Image-based layout listing

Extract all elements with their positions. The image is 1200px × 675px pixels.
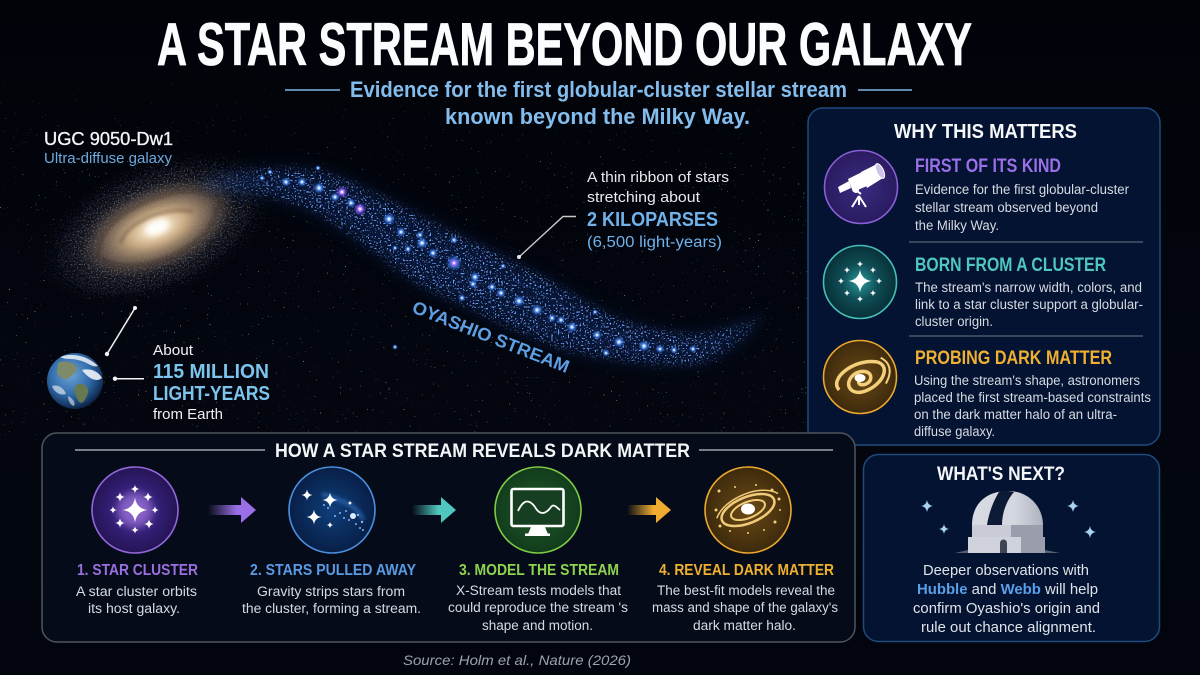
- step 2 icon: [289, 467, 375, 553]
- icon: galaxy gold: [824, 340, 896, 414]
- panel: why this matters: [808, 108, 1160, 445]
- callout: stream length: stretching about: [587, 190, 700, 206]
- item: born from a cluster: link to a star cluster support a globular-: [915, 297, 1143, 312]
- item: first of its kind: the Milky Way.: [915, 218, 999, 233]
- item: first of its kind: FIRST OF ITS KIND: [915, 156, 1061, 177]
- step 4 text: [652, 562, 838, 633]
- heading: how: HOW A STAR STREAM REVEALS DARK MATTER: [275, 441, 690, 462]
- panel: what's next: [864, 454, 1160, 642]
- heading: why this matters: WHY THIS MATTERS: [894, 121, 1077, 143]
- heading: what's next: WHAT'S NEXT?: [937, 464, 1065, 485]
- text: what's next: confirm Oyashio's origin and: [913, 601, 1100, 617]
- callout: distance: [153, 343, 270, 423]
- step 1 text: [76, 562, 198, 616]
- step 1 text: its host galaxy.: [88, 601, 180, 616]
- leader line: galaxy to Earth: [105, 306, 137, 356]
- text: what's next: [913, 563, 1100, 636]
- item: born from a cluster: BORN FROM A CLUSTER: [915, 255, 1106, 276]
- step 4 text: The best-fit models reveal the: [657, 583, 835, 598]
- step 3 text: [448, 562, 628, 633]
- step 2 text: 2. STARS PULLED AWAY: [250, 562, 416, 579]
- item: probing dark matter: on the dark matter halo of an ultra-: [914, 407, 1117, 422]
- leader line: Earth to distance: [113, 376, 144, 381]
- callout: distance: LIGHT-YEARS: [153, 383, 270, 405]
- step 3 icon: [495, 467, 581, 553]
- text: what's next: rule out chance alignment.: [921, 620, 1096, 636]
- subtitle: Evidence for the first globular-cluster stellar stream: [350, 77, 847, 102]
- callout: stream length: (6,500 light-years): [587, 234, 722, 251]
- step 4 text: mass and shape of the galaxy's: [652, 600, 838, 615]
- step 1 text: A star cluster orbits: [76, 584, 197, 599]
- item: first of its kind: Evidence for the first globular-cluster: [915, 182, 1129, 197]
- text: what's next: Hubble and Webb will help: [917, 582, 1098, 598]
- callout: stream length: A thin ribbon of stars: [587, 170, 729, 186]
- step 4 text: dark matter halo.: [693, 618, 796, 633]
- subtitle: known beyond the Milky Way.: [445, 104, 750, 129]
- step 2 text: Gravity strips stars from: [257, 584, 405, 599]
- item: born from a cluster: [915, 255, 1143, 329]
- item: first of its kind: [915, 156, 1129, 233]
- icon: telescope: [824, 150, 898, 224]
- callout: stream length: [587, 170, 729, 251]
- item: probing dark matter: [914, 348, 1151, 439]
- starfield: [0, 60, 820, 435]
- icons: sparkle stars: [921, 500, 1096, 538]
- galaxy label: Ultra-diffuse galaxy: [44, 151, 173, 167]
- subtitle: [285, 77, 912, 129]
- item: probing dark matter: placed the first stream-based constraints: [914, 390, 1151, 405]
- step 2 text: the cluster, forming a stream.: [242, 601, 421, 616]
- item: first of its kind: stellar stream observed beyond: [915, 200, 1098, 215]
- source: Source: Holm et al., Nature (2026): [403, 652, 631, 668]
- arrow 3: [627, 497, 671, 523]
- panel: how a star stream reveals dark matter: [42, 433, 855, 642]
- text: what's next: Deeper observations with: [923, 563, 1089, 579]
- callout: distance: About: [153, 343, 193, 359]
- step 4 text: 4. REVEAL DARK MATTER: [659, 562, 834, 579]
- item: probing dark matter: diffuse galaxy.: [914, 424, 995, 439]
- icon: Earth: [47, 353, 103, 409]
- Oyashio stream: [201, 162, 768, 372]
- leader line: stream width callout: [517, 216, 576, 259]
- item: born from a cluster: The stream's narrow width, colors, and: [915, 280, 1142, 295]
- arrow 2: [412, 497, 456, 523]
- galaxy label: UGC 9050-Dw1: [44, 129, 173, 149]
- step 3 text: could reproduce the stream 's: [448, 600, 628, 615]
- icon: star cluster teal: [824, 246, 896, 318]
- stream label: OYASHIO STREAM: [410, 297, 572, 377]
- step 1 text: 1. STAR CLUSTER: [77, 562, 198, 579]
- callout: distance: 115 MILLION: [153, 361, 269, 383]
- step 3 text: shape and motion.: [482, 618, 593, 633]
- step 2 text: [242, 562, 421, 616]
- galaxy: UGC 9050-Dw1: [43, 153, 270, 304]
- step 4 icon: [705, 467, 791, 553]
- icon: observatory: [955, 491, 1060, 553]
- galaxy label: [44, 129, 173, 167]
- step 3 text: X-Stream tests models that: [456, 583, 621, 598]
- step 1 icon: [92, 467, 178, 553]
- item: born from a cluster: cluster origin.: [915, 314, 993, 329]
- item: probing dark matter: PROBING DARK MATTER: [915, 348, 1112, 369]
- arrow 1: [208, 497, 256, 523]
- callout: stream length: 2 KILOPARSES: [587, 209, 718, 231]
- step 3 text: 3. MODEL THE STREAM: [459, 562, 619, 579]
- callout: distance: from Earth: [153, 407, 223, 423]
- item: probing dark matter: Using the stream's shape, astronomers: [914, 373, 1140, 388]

§ WHAT YOU SHOULD DO:
Can you extract every line of the listing above word for word, leaving the pictures out of your answer?

§ OUTPUT FOR THIS TASK:
Extract all elements with their positions. The image is 1200px × 675px pixels.
- step 2 icon: [289, 467, 375, 553]
- icon: galaxy gold: [824, 340, 896, 414]
- panel: why this matters: [808, 108, 1160, 445]
- callout: stream length: stretching about: [587, 190, 700, 206]
- item: born from a cluster: link to a star cluster support a globular-: [915, 297, 1143, 312]
- item: first of its kind: the Milky Way.: [915, 218, 999, 233]
- item: first of its kind: FIRST OF ITS KIND: [915, 156, 1061, 177]
- step 4 text: [652, 562, 838, 633]
- heading: how: HOW A STAR STREAM REVEALS DARK MATTER: [275, 441, 690, 462]
- panel: what's next: [864, 454, 1160, 642]
- heading: why this matters: WHY THIS MATTERS: [894, 121, 1077, 143]
- heading: what's next: WHAT'S NEXT?: [937, 464, 1065, 485]
- text: what's next: confirm Oyashio's origin and: [913, 601, 1100, 617]
- callout: distance: [153, 343, 270, 423]
- step 1 text: [76, 562, 198, 616]
- step 1 text: its host galaxy.: [88, 601, 180, 616]
- leader line: galaxy to Earth: [105, 306, 137, 356]
- text: what's next: [913, 563, 1100, 636]
- item: born from a cluster: BORN FROM A CLUSTER: [915, 255, 1106, 276]
- step 4 text: The best-fit models reveal the: [657, 583, 835, 598]
- step 3 text: [448, 562, 628, 633]
- step 2 text: 2. STARS PULLED AWAY: [250, 562, 416, 579]
- item: probing dark matter: on the dark matter halo of an ultra-: [914, 407, 1117, 422]
- leader line: Earth to distance: [113, 376, 144, 381]
- callout: distance: LIGHT-YEARS: [153, 383, 270, 405]
- step 3 icon: [495, 467, 581, 553]
- text: what's next: rule out chance alignment.: [921, 620, 1096, 636]
- subtitle: Evidence for the first globular-cluster stellar stream: [350, 77, 847, 102]
- callout: stream length: (6,500 light-years): [587, 234, 722, 251]
- step 4 text: mass and shape of the galaxy's: [652, 600, 838, 615]
- step 1 text: A star cluster orbits: [76, 584, 197, 599]
- item: first of its kind: Evidence for the first globular-cluster: [915, 182, 1129, 197]
- text: what's next: Hubble and Webb will help: [917, 582, 1098, 598]
- callout: stream length: A thin ribbon of stars: [587, 170, 729, 186]
- step 4 text: dark matter halo.: [693, 618, 796, 633]
- subtitle: known beyond the Milky Way.: [445, 104, 750, 129]
- step 2 text: Gravity strips stars from: [257, 584, 405, 599]
- item: born from a cluster: [915, 255, 1143, 329]
- item: first of its kind: [915, 156, 1129, 233]
- icon: telescope: [824, 150, 898, 224]
- callout: stream length: [587, 170, 729, 251]
- item: probing dark matter: [914, 348, 1151, 439]
- starfield: [0, 60, 820, 435]
- icons: sparkle stars: [921, 500, 1096, 538]
- galaxy label: Ultra-diffuse galaxy: [44, 151, 173, 167]
- subtitle: [285, 77, 912, 129]
- item: probing dark matter: placed the first stream-based constraints: [914, 390, 1151, 405]
- step 2 text: the cluster, forming a stream.: [242, 601, 421, 616]
- item: first of its kind: stellar stream observed beyond: [915, 200, 1098, 215]
- source: Source: Holm et al., Nature (2026): [403, 652, 631, 668]
- arrow 3: [627, 497, 671, 523]
- panel: how a star stream reveals dark matter: [42, 433, 855, 642]
- text: what's next: Deeper observations with: [923, 563, 1089, 579]
- callout: distance: About: [153, 343, 193, 359]
- step 4 text: 4. REVEAL DARK MATTER: [659, 562, 834, 579]
- item: probing dark matter: diffuse galaxy.: [914, 424, 995, 439]
- icon: Earth: [47, 353, 103, 409]
- Oyashio stream: [201, 162, 768, 372]
- leader line: stream width callout: [517, 216, 576, 259]
- item: born from a cluster: The stream's narrow width, colors, and: [915, 280, 1142, 295]
- arrow 2: [412, 497, 456, 523]
- galaxy label: UGC 9050-Dw1: [44, 129, 173, 149]
- step 3 text: could reproduce the stream 's: [448, 600, 628, 615]
- icon: star cluster teal: [824, 246, 896, 318]
- stream label: OYASHIO STREAM: [410, 297, 572, 377]
- step 1 text: 1. STAR CLUSTER: [77, 562, 198, 579]
- callout: distance: 115 MILLION: [153, 361, 269, 383]
- step 3 text: shape and motion.: [482, 618, 593, 633]
- step 2 text: [242, 562, 421, 616]
- galaxy: UGC 9050-Dw1: [43, 153, 270, 304]
- step 4 icon: [705, 467, 791, 553]
- icon: observatory: [955, 491, 1060, 553]
- galaxy label: [44, 129, 173, 167]
- step 3 text: X-Stream tests models that: [456, 583, 621, 598]
- step 1 icon: [92, 467, 178, 553]
- item: born from a cluster: cluster origin.: [915, 314, 993, 329]
- item: probing dark matter: PROBING DARK MATTER: [915, 348, 1112, 369]
- arrow 1: [208, 497, 256, 523]
- callout: stream length: 2 KILOPARSES: [587, 209, 718, 231]
- step 3 text: 3. MODEL THE STREAM: [459, 562, 619, 579]
- callout: distance: from Earth: [153, 407, 223, 423]
- item: probing dark matter: Using the stream's shape, astronomers: [914, 373, 1140, 388]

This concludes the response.